_EXERCISE TASK 1:_
Rewrite everything in the listing from its first line down to the line containing "Text: Price paid", replacing each occurrence of "Text" with "Label" and leaving everything else unchanged.

-------- DOCUMENT EXTRACT

Both West Texas Intermediate and Brent crude benchmarks extended last week’s drop after Iraq followed Saudi Arabia and Iran into cutting its list prices to Asia to the lowest since January 2009. Speculators slashed their net-long positions on WTI by the most in five weeks. Better-than-expected trade data from China lent some support to oil prices, albeit having an overall muted effect.

On the New York Mercantile Exchange, US November crude traded at $84.77 per barrel at 14:18 GMT, down 1.22% on the day, having shifted in a daily range between $85.63 and $84.07 a barrel. The contract touched $83.59 on Friday, the lowest since July 2012, and settled the week 4.4% lower.

On the ICE, Brent for delivery in the same month fell to $87.74 earlier in the session, the lowest since December 2010, and stood at $88.43 a barrel at 14:18 GMT, down 1.97% on the day. The European crude benchmark settled at $90.05 on October 9th, the lowest since July 2012, and closed the week 1.2% lower at $90.21 on Friday, its third straight weekly decline. Brent traded at a premium of $3.66 to its US counterpart, down from Friday’s settlement at $4.39.

----------------
-------- INFORMATION GIVEN

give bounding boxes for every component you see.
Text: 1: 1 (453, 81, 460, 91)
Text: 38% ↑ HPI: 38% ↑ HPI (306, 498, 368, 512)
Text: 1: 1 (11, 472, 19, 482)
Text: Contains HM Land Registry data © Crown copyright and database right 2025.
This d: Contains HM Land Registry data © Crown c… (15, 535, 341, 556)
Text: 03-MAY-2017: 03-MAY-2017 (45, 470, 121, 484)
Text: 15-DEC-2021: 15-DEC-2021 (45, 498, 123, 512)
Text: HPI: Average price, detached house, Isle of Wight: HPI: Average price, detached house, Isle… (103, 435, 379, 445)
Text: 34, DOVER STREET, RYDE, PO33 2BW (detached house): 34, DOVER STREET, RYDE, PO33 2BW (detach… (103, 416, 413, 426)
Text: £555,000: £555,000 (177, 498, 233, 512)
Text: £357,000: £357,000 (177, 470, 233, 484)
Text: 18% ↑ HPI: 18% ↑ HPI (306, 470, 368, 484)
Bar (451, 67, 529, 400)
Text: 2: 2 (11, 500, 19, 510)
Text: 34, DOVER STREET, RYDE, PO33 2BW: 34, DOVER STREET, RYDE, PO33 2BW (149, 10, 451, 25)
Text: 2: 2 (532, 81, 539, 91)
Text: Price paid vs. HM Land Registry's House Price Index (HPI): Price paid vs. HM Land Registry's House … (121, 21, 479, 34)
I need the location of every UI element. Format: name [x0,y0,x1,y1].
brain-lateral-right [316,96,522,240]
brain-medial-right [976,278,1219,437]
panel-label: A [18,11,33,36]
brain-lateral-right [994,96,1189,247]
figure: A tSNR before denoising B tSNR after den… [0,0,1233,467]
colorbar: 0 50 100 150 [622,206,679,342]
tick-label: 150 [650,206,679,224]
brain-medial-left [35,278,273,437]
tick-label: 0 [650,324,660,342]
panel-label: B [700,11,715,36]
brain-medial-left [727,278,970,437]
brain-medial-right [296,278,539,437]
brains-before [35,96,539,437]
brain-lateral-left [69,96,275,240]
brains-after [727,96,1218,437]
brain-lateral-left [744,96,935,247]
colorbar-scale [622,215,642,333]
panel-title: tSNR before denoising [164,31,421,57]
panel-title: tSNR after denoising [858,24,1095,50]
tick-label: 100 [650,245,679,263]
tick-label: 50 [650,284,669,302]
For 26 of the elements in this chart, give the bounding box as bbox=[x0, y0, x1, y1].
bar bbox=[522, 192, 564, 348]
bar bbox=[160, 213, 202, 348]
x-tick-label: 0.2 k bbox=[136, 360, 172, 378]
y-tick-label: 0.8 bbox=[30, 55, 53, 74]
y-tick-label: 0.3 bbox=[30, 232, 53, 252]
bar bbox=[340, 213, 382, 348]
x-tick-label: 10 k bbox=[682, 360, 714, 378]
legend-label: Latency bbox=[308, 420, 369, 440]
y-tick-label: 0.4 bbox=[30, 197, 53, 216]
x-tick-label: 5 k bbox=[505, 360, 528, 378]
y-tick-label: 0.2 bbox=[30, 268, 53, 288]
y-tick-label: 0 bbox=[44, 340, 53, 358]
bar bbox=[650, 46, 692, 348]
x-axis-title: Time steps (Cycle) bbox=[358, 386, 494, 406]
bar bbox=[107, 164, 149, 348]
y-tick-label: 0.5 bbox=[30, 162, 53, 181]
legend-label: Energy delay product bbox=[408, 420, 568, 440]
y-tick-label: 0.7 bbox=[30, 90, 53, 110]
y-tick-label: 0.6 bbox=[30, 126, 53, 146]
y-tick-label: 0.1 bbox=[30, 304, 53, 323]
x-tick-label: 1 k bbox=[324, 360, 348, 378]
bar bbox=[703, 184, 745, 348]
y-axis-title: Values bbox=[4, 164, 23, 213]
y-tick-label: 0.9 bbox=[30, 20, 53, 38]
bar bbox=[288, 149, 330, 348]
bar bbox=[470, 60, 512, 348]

----------------

_EXERCISE TASK 2:_
Reproduce word for word everything in the crude oil market report from "On the New York" down to "settlement at $4.39.".

_FINAL RESULT 1:_
give bounding boxes for every component you see.
Label: 1: 1 (453, 81, 460, 91)
Label: 38% ↑ HPI: 38% ↑ HPI (306, 498, 368, 512)
Label: 1: 1 (11, 472, 19, 482)
Label: Contains HM Land Registry data © Crown copyright and database right 2025.
This d: Contains HM Land Registry data © Crown c… (15, 535, 341, 556)
Label: 03-MAY-2017: 03-MAY-2017 (45, 470, 121, 484)
Label: 15-DEC-2021: 15-DEC-2021 (45, 498, 123, 512)
Label: HPI: Average price, detached house, Isle of Wight: HPI: Average price, detached house, Isle… (103, 435, 379, 445)
Label: 34, DOVER STREET, RYDE, PO33 2BW (detached house): 34, DOVER STREET, RYDE, PO33 2BW (detach… (103, 416, 413, 426)
Label: £555,000: £555,000 (177, 498, 233, 512)
Label: £357,000: £357,000 (177, 470, 233, 484)
Label: 18% ↑ HPI: 18% ↑ HPI (306, 470, 368, 484)
Bar (451, 67, 529, 400)
Label: 2: 2 (11, 500, 19, 510)
Label: 34, DOVER STREET, RYDE, PO33 2BW: 34, DOVER STREET, RYDE, PO33 2BW (149, 10, 451, 25)
Label: 2: 2 (532, 81, 539, 91)
Label: Price paid vs. HM Land Registry's House Price Index (HPI): Price paid vs. HM Land Registry's House … (121, 21, 479, 34)

_FINAL RESULT 2:_
On the New York Mercantile Exchange, US November crude traded at $84.77 per barrel at 14:18 GMT, down 1.22% on the day, having shifted in a daily range between $85.63 and $84.07 a barrel. The contract touched $83.59 on Friday, the lowest since July 2012, and settled the week 4.4% lower.

On the ICE, Brent for delivery in the same month fell to $87.74 earlier in the session, the lowest since December 2010, and stood at $88.43 a barrel at 14:18 GMT, down 1.97% on the day. The European crude benchmark settled at $90.05 on October 9th, the lowest since July 2012, and closed the week 1.2% lower at $90.21 on Friday, its third straight weekly decline. Brent traded at a premium of $3.66 to its US counterpart, down from Friday’s settlement at $4.39.